### The request:
Locate "What's the underlying" in the listing below, then output the line holding it and every line after it, exactly and with nothing else.

================

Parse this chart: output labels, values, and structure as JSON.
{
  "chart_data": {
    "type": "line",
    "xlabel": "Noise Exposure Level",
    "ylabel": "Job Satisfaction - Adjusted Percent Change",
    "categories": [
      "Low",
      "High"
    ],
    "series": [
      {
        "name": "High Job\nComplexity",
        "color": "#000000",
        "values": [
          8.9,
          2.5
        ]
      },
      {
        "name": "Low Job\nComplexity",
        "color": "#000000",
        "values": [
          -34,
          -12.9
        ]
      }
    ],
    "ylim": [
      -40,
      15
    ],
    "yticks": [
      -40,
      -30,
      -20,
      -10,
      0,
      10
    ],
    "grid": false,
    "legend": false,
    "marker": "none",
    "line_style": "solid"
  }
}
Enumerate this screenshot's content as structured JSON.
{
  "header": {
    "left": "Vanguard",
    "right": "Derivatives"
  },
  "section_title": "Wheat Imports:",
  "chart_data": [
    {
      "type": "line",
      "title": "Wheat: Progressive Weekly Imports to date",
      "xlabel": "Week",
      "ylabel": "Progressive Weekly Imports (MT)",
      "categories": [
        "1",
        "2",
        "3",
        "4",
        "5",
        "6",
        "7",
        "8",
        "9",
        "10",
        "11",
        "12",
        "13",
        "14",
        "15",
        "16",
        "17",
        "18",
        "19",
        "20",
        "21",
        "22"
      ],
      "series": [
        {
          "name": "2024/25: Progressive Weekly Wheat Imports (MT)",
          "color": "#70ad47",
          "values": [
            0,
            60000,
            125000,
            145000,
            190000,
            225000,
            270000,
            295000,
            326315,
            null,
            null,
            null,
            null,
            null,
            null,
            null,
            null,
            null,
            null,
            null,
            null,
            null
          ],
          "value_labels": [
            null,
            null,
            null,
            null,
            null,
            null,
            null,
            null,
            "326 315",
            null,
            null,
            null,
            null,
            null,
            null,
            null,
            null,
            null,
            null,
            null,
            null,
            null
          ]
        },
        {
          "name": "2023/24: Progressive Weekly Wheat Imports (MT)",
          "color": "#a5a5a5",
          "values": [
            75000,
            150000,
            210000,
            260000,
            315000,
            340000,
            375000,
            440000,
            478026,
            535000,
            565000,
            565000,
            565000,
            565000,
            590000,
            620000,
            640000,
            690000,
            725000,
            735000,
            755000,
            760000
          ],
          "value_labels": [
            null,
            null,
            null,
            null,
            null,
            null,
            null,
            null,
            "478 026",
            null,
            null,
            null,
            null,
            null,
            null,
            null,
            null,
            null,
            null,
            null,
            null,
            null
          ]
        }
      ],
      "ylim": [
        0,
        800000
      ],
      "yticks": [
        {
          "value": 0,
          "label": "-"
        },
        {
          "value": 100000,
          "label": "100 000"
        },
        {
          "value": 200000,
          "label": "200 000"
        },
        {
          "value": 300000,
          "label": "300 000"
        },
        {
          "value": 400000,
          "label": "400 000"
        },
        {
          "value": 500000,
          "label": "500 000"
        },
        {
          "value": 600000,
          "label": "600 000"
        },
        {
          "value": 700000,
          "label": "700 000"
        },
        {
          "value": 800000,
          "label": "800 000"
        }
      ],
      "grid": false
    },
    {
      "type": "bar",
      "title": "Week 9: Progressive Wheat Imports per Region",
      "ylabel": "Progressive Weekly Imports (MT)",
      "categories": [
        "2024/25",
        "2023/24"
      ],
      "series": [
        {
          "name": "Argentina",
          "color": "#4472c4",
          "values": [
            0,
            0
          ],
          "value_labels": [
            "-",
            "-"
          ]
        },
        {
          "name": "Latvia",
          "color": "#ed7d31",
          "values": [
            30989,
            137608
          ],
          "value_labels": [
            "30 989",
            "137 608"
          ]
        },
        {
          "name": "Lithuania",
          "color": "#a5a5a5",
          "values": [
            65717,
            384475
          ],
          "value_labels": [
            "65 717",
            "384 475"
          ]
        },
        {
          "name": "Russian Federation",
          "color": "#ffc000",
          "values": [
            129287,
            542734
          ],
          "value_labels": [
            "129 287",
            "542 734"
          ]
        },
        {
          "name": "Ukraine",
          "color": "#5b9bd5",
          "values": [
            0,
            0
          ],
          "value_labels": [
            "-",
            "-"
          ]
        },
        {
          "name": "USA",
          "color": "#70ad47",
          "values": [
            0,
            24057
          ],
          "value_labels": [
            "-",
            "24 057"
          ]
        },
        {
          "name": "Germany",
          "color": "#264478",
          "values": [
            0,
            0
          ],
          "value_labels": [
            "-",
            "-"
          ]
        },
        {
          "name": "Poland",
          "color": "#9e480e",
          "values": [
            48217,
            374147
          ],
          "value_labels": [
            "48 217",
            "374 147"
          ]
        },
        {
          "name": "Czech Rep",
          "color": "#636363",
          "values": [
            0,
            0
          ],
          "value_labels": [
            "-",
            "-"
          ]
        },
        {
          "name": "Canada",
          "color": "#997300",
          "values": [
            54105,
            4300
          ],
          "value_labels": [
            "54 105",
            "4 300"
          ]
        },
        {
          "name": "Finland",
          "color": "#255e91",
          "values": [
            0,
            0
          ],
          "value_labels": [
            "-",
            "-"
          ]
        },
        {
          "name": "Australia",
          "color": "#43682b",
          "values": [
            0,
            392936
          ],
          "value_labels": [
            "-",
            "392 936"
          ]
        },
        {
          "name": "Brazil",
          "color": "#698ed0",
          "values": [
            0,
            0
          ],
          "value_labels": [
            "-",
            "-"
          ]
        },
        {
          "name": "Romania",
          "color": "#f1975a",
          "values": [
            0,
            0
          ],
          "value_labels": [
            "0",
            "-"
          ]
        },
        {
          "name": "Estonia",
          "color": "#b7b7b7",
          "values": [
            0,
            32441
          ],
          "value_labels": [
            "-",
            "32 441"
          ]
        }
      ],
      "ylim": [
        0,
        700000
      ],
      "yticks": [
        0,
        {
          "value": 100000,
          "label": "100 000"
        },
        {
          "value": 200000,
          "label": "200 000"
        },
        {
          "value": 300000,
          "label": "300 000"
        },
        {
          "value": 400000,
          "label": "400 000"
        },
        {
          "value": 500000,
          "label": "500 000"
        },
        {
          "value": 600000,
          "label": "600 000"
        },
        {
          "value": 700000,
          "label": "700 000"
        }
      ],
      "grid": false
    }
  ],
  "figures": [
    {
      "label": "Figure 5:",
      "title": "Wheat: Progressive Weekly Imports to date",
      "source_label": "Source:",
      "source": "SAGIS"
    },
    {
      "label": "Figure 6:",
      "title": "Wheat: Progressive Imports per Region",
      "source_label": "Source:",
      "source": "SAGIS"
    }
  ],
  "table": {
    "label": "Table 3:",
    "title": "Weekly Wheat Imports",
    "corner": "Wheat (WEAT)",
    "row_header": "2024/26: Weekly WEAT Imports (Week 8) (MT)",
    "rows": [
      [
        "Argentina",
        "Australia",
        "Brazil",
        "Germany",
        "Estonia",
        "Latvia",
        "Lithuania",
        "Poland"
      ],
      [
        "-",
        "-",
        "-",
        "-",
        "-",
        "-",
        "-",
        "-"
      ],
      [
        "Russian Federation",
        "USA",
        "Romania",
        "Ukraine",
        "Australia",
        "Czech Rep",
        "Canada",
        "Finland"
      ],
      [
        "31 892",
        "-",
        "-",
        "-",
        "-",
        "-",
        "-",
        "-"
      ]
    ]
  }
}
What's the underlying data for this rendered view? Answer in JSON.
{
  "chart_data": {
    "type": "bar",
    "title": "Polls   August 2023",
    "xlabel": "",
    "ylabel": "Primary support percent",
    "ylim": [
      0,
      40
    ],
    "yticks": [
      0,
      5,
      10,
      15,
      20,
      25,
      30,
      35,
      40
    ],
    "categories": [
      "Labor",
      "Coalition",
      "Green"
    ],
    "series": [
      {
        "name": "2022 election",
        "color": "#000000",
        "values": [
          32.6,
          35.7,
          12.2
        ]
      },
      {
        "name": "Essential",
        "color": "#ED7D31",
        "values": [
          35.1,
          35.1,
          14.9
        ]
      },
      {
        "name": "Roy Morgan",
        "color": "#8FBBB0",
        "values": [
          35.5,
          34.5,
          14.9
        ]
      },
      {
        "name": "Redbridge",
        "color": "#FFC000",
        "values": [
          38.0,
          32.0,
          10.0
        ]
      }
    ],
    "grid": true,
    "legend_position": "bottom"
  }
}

================

### Solution:
What's the underlying data for this rendered view? Answer in JSON.
{
  "chart_data": {
    "type": "bar",
    "title": "Polls   August 2023",
    "xlabel": "",
    "ylabel": "Primary support percent",
    "ylim": [
      0,
      40
    ],
    "yticks": [
      0,
      5,
      10,
      15,
      20,
      25,
      30,
      35,
      40
    ],
    "categories": [
      "Labor",
      "Coalition",
      "Green"
    ],
    "series": [
      {
        "name": "2022 election",
        "color": "#000000",
        "values": [
          32.6,
          35.7,
          12.2
        ]
      },
      {
        "name": "Essential",
        "color": "#ED7D31",
        "values": [
          35.1,
          35.1,
          14.9
        ]
      },
      {
        "name": "Roy Morgan",
        "color": "#8FBBB0",
        "values": [
          35.5,
          34.5,
          14.9
        ]
      },
      {
        "name": "Redbridge",
        "color": "#FFC000",
        "values": [
          38.0,
          32.0,
          10.0
        ]
      }
    ],
    "grid": true,
    "legend_position": "bottom"
  }
}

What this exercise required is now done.